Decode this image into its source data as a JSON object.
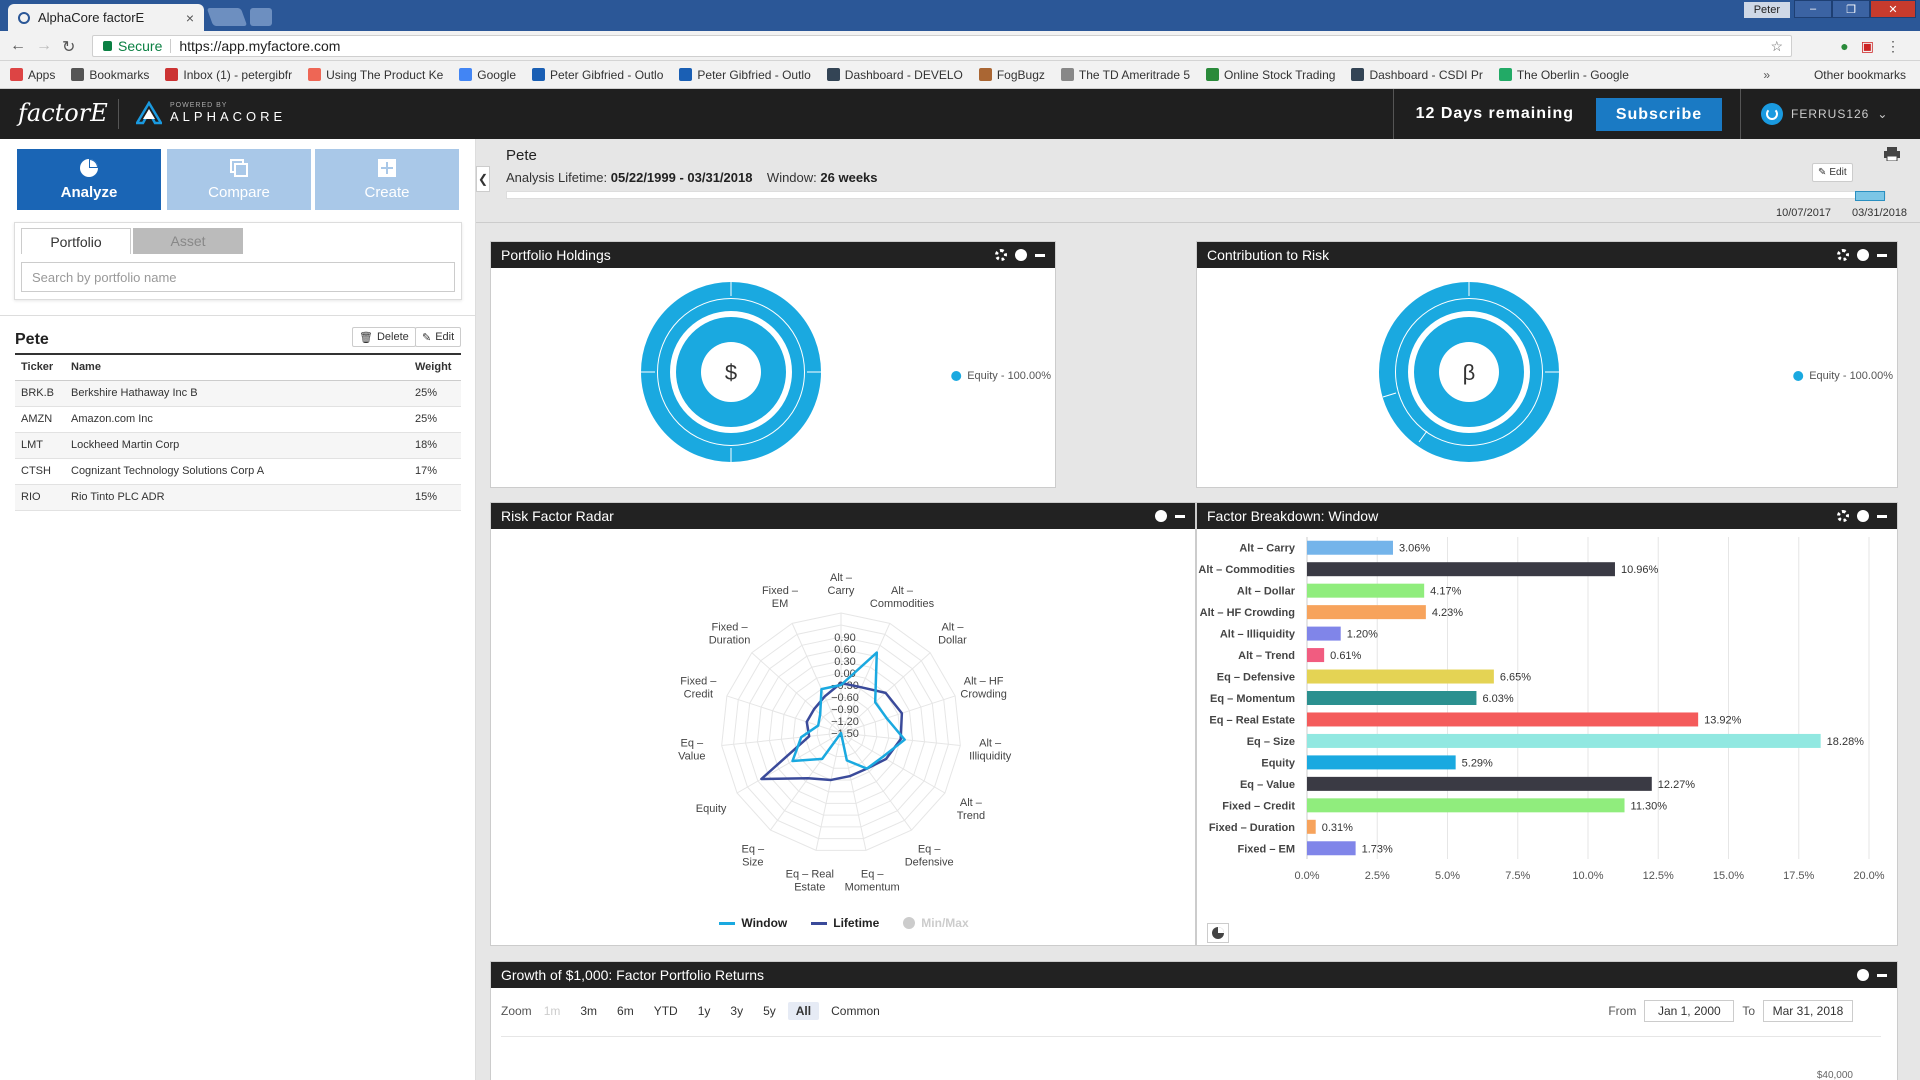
{
  "browser": {
    "tab_title": "AlphaCore factorE",
    "user_badge": "Peter",
    "secure_label": "Secure",
    "url": "https://app.myfactore.com",
    "bookmarks": [
      {
        "label": "Apps",
        "color": "#d44"
      },
      {
        "label": "Bookmarks",
        "color": "#555"
      },
      {
        "label": "Inbox (1) - petergibfr",
        "color": "#c33"
      },
      {
        "label": "Using The Product Ke",
        "color": "#e65"
      },
      {
        "label": "Google",
        "color": "#4285f4"
      },
      {
        "label": "Peter Gibfried - Outlo",
        "color": "#1a5fb4"
      },
      {
        "label": "Peter Gibfried - Outlo",
        "color": "#1a5fb4"
      },
      {
        "label": "Dashboard - DEVELO",
        "color": "#345"
      },
      {
        "label": "FogBugz",
        "color": "#a63"
      },
      {
        "label": "The TD Ameritrade 5",
        "color": "#888"
      },
      {
        "label": "Online Stock Trading",
        "color": "#2a8a3a"
      },
      {
        "label": "Dashboard - CSDI Pr",
        "color": "#345"
      },
      {
        "label": "The Oberlin - Google",
        "color": "#2a6"
      }
    ],
    "other_bookmarks": "Other bookmarks"
  },
  "header": {
    "logo": "factorE",
    "powered_by": "POWERED BY",
    "brand": "ALPHACORE",
    "trial": "12 Days remaining",
    "subscribe": "Subscribe",
    "user": "FERRUS126"
  },
  "left": {
    "modes": {
      "analyze": "Analyze",
      "compare": "Compare",
      "create": "Create"
    },
    "tabs": {
      "portfolio": "Portfolio",
      "asset": "Asset"
    },
    "search_placeholder": "Search by portfolio name",
    "portfolio_name": "Pete",
    "delete": "Delete",
    "edit": "Edit",
    "columns": [
      "Ticker",
      "Name",
      "Weight"
    ],
    "holdings": [
      {
        "ticker": "BRK.B",
        "name": "Berkshire Hathaway Inc B",
        "weight": "25%"
      },
      {
        "ticker": "AMZN",
        "name": "Amazon.com Inc",
        "weight": "25%"
      },
      {
        "ticker": "LMT",
        "name": "Lockheed Martin Corp",
        "weight": "18%"
      },
      {
        "ticker": "CTSH",
        "name": "Cognizant Technology Solutions Corp A",
        "weight": "17%"
      },
      {
        "ticker": "RIO",
        "name": "Rio Tinto PLC ADR",
        "weight": "15%"
      }
    ]
  },
  "info": {
    "title": "Pete",
    "lifetime_label": "Analysis Lifetime:",
    "lifetime_value": "05/22/1999 - 03/31/2018",
    "window_label": "Window:",
    "window_value": "26 weeks",
    "edit": "Edit",
    "window_start": "10/07/2017",
    "window_end": "03/31/2018"
  },
  "panels": {
    "holdings": {
      "title": "Portfolio Holdings",
      "center": "$",
      "legend": "Equity - 100.00%",
      "color": "#1aa9e0"
    },
    "risk": {
      "title": "Contribution to Risk",
      "center": "β",
      "legend": "Equity - 100.00%",
      "color": "#1aa9e0"
    },
    "radar": {
      "title": "Risk Factor Radar"
    },
    "breakdown": {
      "title": "Factor Breakdown: Window"
    },
    "growth": {
      "title": "Growth of $1,000: Factor Portfolio Returns"
    }
  },
  "radar": {
    "axes": [
      "Alt –\nCarry",
      "Alt –\nCommodities",
      "Alt –\nDollar",
      "Alt – HF\nCrowding",
      "Alt –\nIlliquidity",
      "Alt –\nTrend",
      "Eq –\nDefensive",
      "Eq –\nMomentum",
      "Eq – Real\nEstate",
      "Eq –\nSize",
      "Equity",
      "Eq –\nValue",
      "Fixed –\nCredit",
      "Fixed –\nDuration",
      "Fixed –\nEM"
    ],
    "ticks": [
      "0.90",
      "0.60",
      "0.30",
      "0.00",
      "−0.30",
      "−0.60",
      "−0.90",
      "−1.20",
      "−1.50"
    ],
    "rmin": -1.5,
    "rmax": 1.5,
    "window": [
      -0.3,
      0.7,
      -0.35,
      -0.3,
      0.1,
      -0.3,
      -0.4,
      -0.8,
      -1.5,
      -0.7,
      -0.1,
      -0.5,
      -0.9,
      -0.8,
      -0.3
    ],
    "lifetime": [
      -0.25,
      -0.25,
      0.0,
      0.1,
      0.0,
      -0.2,
      -0.4,
      -0.4,
      -0.3,
      -0.1,
      0.8,
      -0.7,
      -0.6,
      -0.6,
      -0.5
    ],
    "minmax": [
      0.9,
      0.9,
      0.9,
      0.9,
      0.9,
      0.9,
      0.9,
      0.9,
      0.9,
      0.9,
      0.9,
      0.9,
      0.9,
      0.9,
      0.9
    ],
    "legend": [
      {
        "label": "Window",
        "color": "#1aa9e0"
      },
      {
        "label": "Lifetime",
        "color": "#3a4a9a"
      },
      {
        "label": "Min/Max",
        "color": "#cccccc"
      }
    ]
  },
  "chart_data": {
    "type": "bar",
    "categories": [
      "Alt – Carry",
      "Alt – Commodities",
      "Alt – Dollar",
      "Alt – HF Crowding",
      "Alt – Illiquidity",
      "Alt – Trend",
      "Eq – Defensive",
      "Eq – Momentum",
      "Eq – Real Estate",
      "Eq – Size",
      "Equity",
      "Eq – Value",
      "Fixed – Credit",
      "Fixed – Duration",
      "Fixed – EM"
    ],
    "values": [
      3.06,
      10.96,
      4.17,
      4.23,
      1.2,
      0.61,
      6.65,
      6.03,
      13.92,
      18.28,
      5.29,
      12.27,
      11.3,
      0.31,
      1.73
    ],
    "value_labels": [
      "3.06%",
      "10.96%",
      "4.17%",
      "4.23%",
      "1.20%",
      "0.61%",
      "6.65%",
      "6.03%",
      "13.92%",
      "18.28%",
      "5.29%",
      "12.27%",
      "11.30%",
      "0.31%",
      "1.73%"
    ],
    "colors": [
      "#74b4ea",
      "#3a3a44",
      "#90ed7d",
      "#f7a35c",
      "#8085e9",
      "#f15c80",
      "#e4d354",
      "#2b908f",
      "#f45b5b",
      "#91e8e1",
      "#1aa9e0",
      "#3a3a44",
      "#90ed7d",
      "#f7a35c",
      "#8085e9"
    ],
    "xticks": [
      "0.0%",
      "2.5%",
      "5.0%",
      "7.5%",
      "10.0%",
      "12.5%",
      "15.0%",
      "17.5%",
      "20.0%"
    ],
    "xlim": [
      0,
      20
    ],
    "title": "Factor Breakdown: Window"
  },
  "growth": {
    "zoom_label": "Zoom",
    "zoom": [
      {
        "label": "1m",
        "state": "dis"
      },
      {
        "label": "3m",
        "state": ""
      },
      {
        "label": "6m",
        "state": ""
      },
      {
        "label": "YTD",
        "state": ""
      },
      {
        "label": "1y",
        "state": ""
      },
      {
        "label": "3y",
        "state": ""
      },
      {
        "label": "5y",
        "state": ""
      },
      {
        "label": "All",
        "state": "active"
      },
      {
        "label": "Common",
        "state": ""
      }
    ],
    "from_label": "From",
    "from": "Jan 1, 2000",
    "to_label": "To",
    "to": "Mar 31, 2018",
    "y_top": "$40,000"
  }
}
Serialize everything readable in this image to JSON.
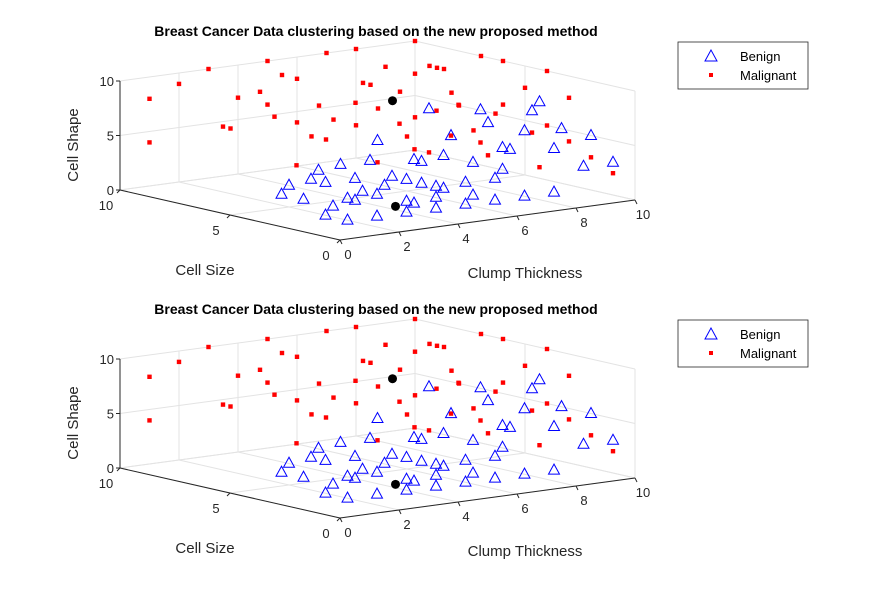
{
  "chart_data": [
    {
      "type": "scatter3d",
      "title": "Breast Cancer Data clustering based on the new proposed method",
      "xlabel": "Clump Thickness",
      "ylabel": "Cell Size",
      "zlabel": "Cell Shape",
      "xlim": [
        0,
        10
      ],
      "ylim": [
        0,
        10
      ],
      "zlim": [
        0,
        10
      ],
      "xticks": [
        "0",
        "2",
        "4",
        "6",
        "8",
        "10"
      ],
      "yticks": [
        "0",
        "5",
        "10"
      ],
      "zticks": [
        "0",
        "5",
        "10"
      ],
      "grid": true,
      "legend_position": "top-right",
      "series": [
        {
          "name": "Benign",
          "marker": "triangle",
          "color": "#0000ff",
          "points": "benign"
        },
        {
          "name": "Malignant",
          "marker": "square",
          "color": "#ff0000",
          "points": "malignant"
        }
      ],
      "centroids_color": "#000000"
    },
    {
      "type": "scatter3d",
      "title": "Breast Cancer Data clustering based on the new proposed method",
      "xlabel": "Clump Thickness",
      "ylabel": "Cell Size",
      "zlabel": "Cell Shape",
      "xlim": [
        0,
        10
      ],
      "ylim": [
        0,
        10
      ],
      "zlim": [
        0,
        10
      ],
      "xticks": [
        "0",
        "2",
        "4",
        "6",
        "8",
        "10"
      ],
      "yticks": [
        "0",
        "5",
        "10"
      ],
      "zticks": [
        "0",
        "5",
        "10"
      ],
      "grid": true,
      "legend_position": "top-right",
      "series": [
        {
          "name": "Benign",
          "marker": "triangle",
          "color": "#0000ff",
          "points": "benign"
        },
        {
          "name": "Malignant",
          "marker": "square",
          "color": "#ff0000",
          "points": "malignant"
        }
      ],
      "centroids_color": "#000000"
    }
  ],
  "points": {
    "malignant": [
      [
        5,
        10,
        10
      ],
      [
        7,
        10,
        10
      ],
      [
        10,
        10,
        10
      ],
      [
        8,
        10,
        10
      ],
      [
        6,
        10,
        8
      ],
      [
        4,
        8,
        10
      ],
      [
        10,
        7,
        10
      ],
      [
        9,
        8,
        9
      ],
      [
        10,
        10,
        7
      ],
      [
        8,
        6,
        10
      ],
      [
        10,
        5,
        8
      ],
      [
        7,
        8,
        8
      ],
      [
        6,
        7,
        9
      ],
      [
        5,
        6,
        8
      ],
      [
        10,
        6,
        6
      ],
      [
        9,
        10,
        8
      ],
      [
        8,
        9,
        5
      ],
      [
        10,
        4,
        5
      ],
      [
        10,
        8,
        5
      ],
      [
        7,
        5,
        7
      ],
      [
        6,
        9,
        6
      ],
      [
        5,
        10,
        6
      ],
      [
        3,
        10,
        10
      ],
      [
        4,
        10,
        7
      ],
      [
        2,
        10,
        9
      ],
      [
        1,
        10,
        8
      ],
      [
        1,
        10,
        4
      ],
      [
        3,
        9,
        5
      ],
      [
        5,
        8,
        4
      ],
      [
        6,
        5,
        5
      ],
      [
        10,
        3,
        4
      ],
      [
        10,
        2,
        3
      ],
      [
        9,
        3,
        2
      ],
      [
        8,
        4,
        3
      ],
      [
        7,
        3,
        5
      ],
      [
        6,
        4,
        4
      ],
      [
        5,
        5,
        3
      ],
      [
        4,
        6,
        5
      ],
      [
        10,
        10,
        3
      ],
      [
        10,
        1,
        2
      ],
      [
        10,
        4,
        10
      ],
      [
        9,
        6,
        4
      ],
      [
        8,
        8,
        7
      ],
      [
        7,
        6,
        3
      ],
      [
        6,
        10,
        4
      ],
      [
        5,
        7,
        6
      ],
      [
        4,
        9,
        8
      ],
      [
        3,
        7,
        7
      ],
      [
        8,
        10,
        3
      ],
      [
        9,
        5,
        6
      ],
      [
        10,
        9,
        8
      ],
      [
        6,
        3,
        6
      ],
      [
        7,
        4,
        8
      ],
      [
        8,
        2,
        6
      ],
      [
        10,
        6,
        10
      ],
      [
        5,
        4,
        7
      ],
      [
        9,
        7,
        7
      ],
      [
        2,
        8,
        6
      ],
      [
        3,
        6,
        3
      ],
      [
        10,
        3,
        8
      ]
    ],
    "benign": [
      [
        1,
        1,
        1
      ],
      [
        2,
        1,
        1
      ],
      [
        3,
        1,
        1
      ],
      [
        4,
        1,
        1
      ],
      [
        5,
        1,
        1
      ],
      [
        6,
        1,
        1
      ],
      [
        1,
        2,
        1
      ],
      [
        2,
        2,
        2
      ],
      [
        3,
        1,
        2
      ],
      [
        4,
        2,
        1
      ],
      [
        5,
        2,
        2
      ],
      [
        6,
        2,
        1
      ],
      [
        7,
        1,
        1
      ],
      [
        8,
        1,
        1
      ],
      [
        3,
        3,
        2
      ],
      [
        4,
        3,
        3
      ],
      [
        5,
        3,
        2
      ],
      [
        2,
        3,
        1
      ],
      [
        1,
        3,
        2
      ],
      [
        1,
        1,
        3
      ],
      [
        2,
        1,
        3
      ],
      [
        3,
        2,
        3
      ],
      [
        4,
        1,
        3
      ],
      [
        5,
        1,
        3
      ],
      [
        6,
        1,
        3
      ],
      [
        7,
        2,
        3
      ],
      [
        8,
        3,
        4
      ],
      [
        8,
        1,
        5
      ],
      [
        7,
        1,
        7
      ],
      [
        9,
        1,
        3
      ],
      [
        10,
        1,
        3
      ],
      [
        10,
        2,
        5
      ],
      [
        6,
        3,
        6
      ],
      [
        5,
        2,
        5
      ],
      [
        4,
        4,
        4
      ],
      [
        3,
        4,
        4
      ],
      [
        2,
        4,
        3
      ],
      [
        1,
        4,
        2
      ],
      [
        5,
        5,
        5
      ],
      [
        6,
        4,
        8
      ],
      [
        7,
        3,
        8
      ],
      [
        8,
        2,
        8
      ],
      [
        9,
        3,
        8
      ],
      [
        4,
        1,
        2
      ],
      [
        3,
        1,
        4
      ],
      [
        2,
        2,
        4
      ],
      [
        6,
        2,
        4
      ],
      [
        7,
        2,
        5
      ],
      [
        5,
        3,
        4
      ],
      [
        4,
        2,
        5
      ],
      [
        1,
        2,
        4
      ],
      [
        2,
        5,
        2
      ],
      [
        3,
        5,
        3
      ],
      [
        8,
        4,
        6
      ],
      [
        9,
        2,
        6
      ]
    ],
    "centroids": [
      [
        7,
        7,
        7
      ],
      [
        3,
        1.5,
        1.3
      ]
    ]
  }
}
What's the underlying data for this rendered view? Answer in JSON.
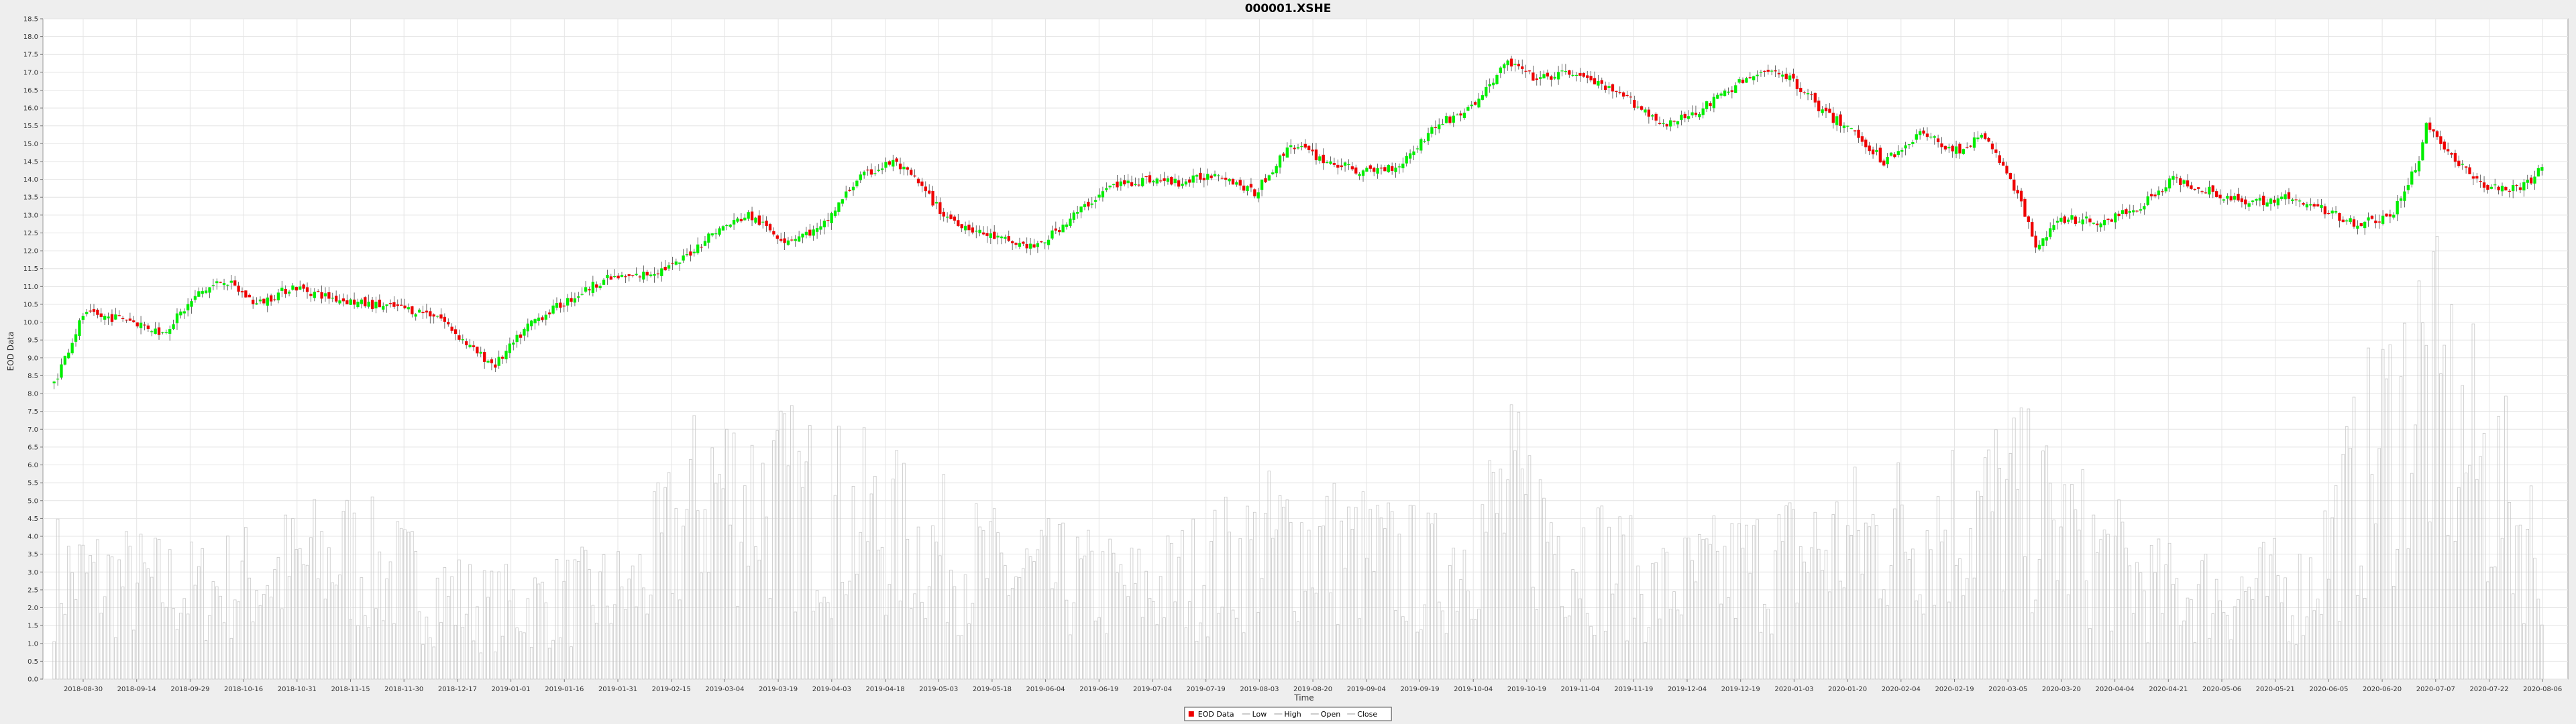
+ + + + +
**Exercise task**
Copy each line of the records that contains the word "image".

**Exercise response**
Decode this image into its source data as a JSON object.
Serialize everything readable in this image to JSON.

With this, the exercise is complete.